### Material supplied
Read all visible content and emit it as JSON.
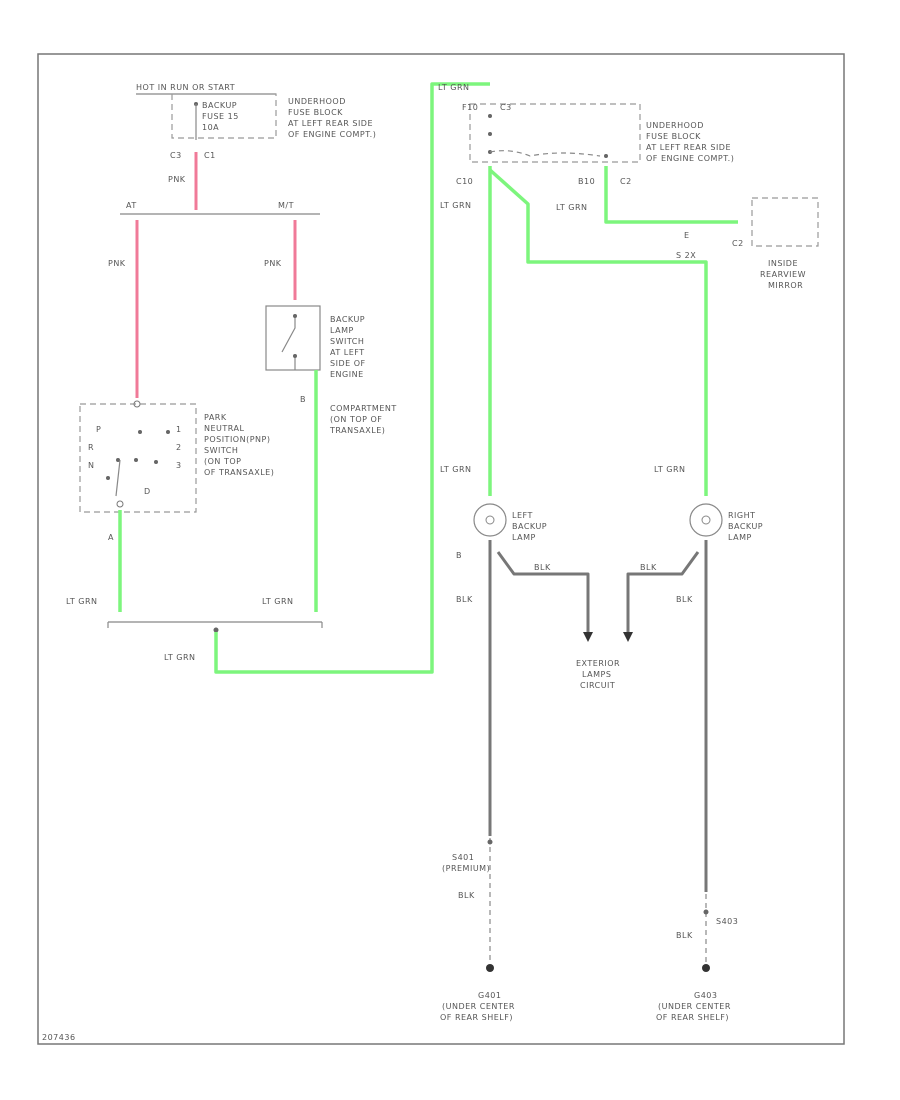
{
  "fuse": {
    "hot_label": "HOT IN RUN OR START",
    "fuse_line1": "BACKUP",
    "fuse_line2": "FUSE 15",
    "fuse_line3": "10A",
    "block_label": [
      "UNDERHOOD",
      "FUSE BLOCK",
      "AT LEFT REAR SIDE",
      "OF ENGINE COMPT.)"
    ],
    "conn_c3": "C3",
    "conn_c1": "C1",
    "wire": "PNK"
  },
  "fuse2": {
    "top_wire": "LT GRN",
    "pin_f10": "F10",
    "conn_c3": "C3",
    "conn_c10": "C10",
    "conn_b10": "B10",
    "conn_c2": "C2",
    "block_label": [
      "UNDERHOOD",
      "FUSE BLOCK",
      "AT LEFT REAR SIDE",
      "OF ENGINE COMPT.)"
    ]
  },
  "splice": {
    "at": "AT",
    "mt": "M/T"
  },
  "pink_wires": {
    "left": "PNK",
    "right": "PNK"
  },
  "backup_switch": {
    "label": [
      "BACKUP",
      "LAMP",
      "SWITCH",
      "AT LEFT",
      "SIDE OF",
      "ENGINE",
      "COMPARTMENT",
      "(ON TOP OF",
      "TRANSAXLE)"
    ],
    "pin": "B"
  },
  "pnp_switch": {
    "label": [
      "PARK",
      "NEUTRAL",
      "POSITION(PNP)",
      "SWITCH",
      "(ON TOP",
      "OF TRANSAXLE)"
    ],
    "gears": [
      "P",
      "R",
      "N",
      "D",
      "3",
      "2",
      "1"
    ],
    "pin": "A"
  },
  "green_wires": {
    "pnp_out": "LT GRN",
    "switch_out": "LT GRN",
    "bottom": "LT GRN",
    "c10_out": "LT GRN",
    "to_mirror": "LT GRN",
    "left_lamp_feed": "LT GRN",
    "right_lamp_feed": "LT GRN"
  },
  "mirror": {
    "conn": "C2",
    "pin": "E",
    "label": [
      "INSIDE",
      "REARVIEW",
      "MIRROR"
    ],
    "splice": "S 2X"
  },
  "left_lamp": {
    "label": [
      "LEFT",
      "BACKUP",
      "LAMP"
    ],
    "pin": "B",
    "ground_wire": "BLK"
  },
  "right_lamp": {
    "label": [
      "RIGHT",
      "BACKUP",
      "LAMP"
    ],
    "ground_wire": "BLK"
  },
  "exterior": {
    "wire_left": "BLK",
    "wire_right": "BLK",
    "label": [
      "EXTERIOR",
      "LAMPS",
      "CIRCUIT"
    ]
  },
  "ground_left": {
    "splice_label": [
      "S401",
      "(PREMIUM)"
    ],
    "wire": "BLK",
    "label": [
      "G401",
      "(UNDER CENTER",
      "OF REAR SHELF)"
    ]
  },
  "ground_right": {
    "splice_label": [
      "S403"
    ],
    "wire": "BLK",
    "label": [
      "G403",
      "(UNDER CENTER",
      "OF REAR SHELF)"
    ]
  },
  "footer": {
    "code": "207436"
  }
}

### What needs to be done
Your task is to retype all the entries exactly and leave out any pictures.

### Answer to this exercise
Read all visible content and emit it as JSON.
{
  "fuse": {
    "hot_label": "HOT IN RUN OR START",
    "fuse_line1": "BACKUP",
    "fuse_line2": "FUSE 15",
    "fuse_line3": "10A",
    "block_label": [
      "UNDERHOOD",
      "FUSE BLOCK",
      "AT LEFT REAR SIDE",
      "OF ENGINE COMPT.)"
    ],
    "conn_c3": "C3",
    "conn_c1": "C1",
    "wire": "PNK"
  },
  "fuse2": {
    "top_wire": "LT GRN",
    "pin_f10": "F10",
    "conn_c3": "C3",
    "conn_c10": "C10",
    "conn_b10": "B10",
    "conn_c2": "C2",
    "block_label": [
      "UNDERHOOD",
      "FUSE BLOCK",
      "AT LEFT REAR SIDE",
      "OF ENGINE COMPT.)"
    ]
  },
  "splice": {
    "at": "AT",
    "mt": "M/T"
  },
  "pink_wires": {
    "left": "PNK",
    "right": "PNK"
  },
  "backup_switch": {
    "label": [
      "BACKUP",
      "LAMP",
      "SWITCH",
      "AT LEFT",
      "SIDE OF",
      "ENGINE",
      "COMPARTMENT",
      "(ON TOP OF",
      "TRANSAXLE)"
    ],
    "pin": "B"
  },
  "pnp_switch": {
    "label": [
      "PARK",
      "NEUTRAL",
      "POSITION(PNP)",
      "SWITCH",
      "(ON TOP",
      "OF TRANSAXLE)"
    ],
    "gears": [
      "P",
      "R",
      "N",
      "D",
      "3",
      "2",
      "1"
    ],
    "pin": "A"
  },
  "green_wires": {
    "pnp_out": "LT GRN",
    "switch_out": "LT GRN",
    "bottom": "LT GRN",
    "c10_out": "LT GRN",
    "to_mirror": "LT GRN",
    "left_lamp_feed": "LT GRN",
    "right_lamp_feed": "LT GRN"
  },
  "mirror": {
    "conn": "C2",
    "pin": "E",
    "label": [
      "INSIDE",
      "REARVIEW",
      "MIRROR"
    ],
    "splice": "S 2X"
  },
  "left_lamp": {
    "label": [
      "LEFT",
      "BACKUP",
      "LAMP"
    ],
    "pin": "B",
    "ground_wire": "BLK"
  },
  "right_lamp": {
    "label": [
      "RIGHT",
      "BACKUP",
      "LAMP"
    ],
    "ground_wire": "BLK"
  },
  "exterior": {
    "wire_left": "BLK",
    "wire_right": "BLK",
    "label": [
      "EXTERIOR",
      "LAMPS",
      "CIRCUIT"
    ]
  },
  "ground_left": {
    "splice_label": [
      "S401",
      "(PREMIUM)"
    ],
    "wire": "BLK",
    "label": [
      "G401",
      "(UNDER CENTER",
      "OF REAR SHELF)"
    ]
  },
  "ground_right": {
    "splice_label": [
      "S403"
    ],
    "wire": "BLK",
    "label": [
      "G403",
      "(UNDER CENTER",
      "OF REAR SHELF)"
    ]
  },
  "footer": {
    "code": "207436"
  }
}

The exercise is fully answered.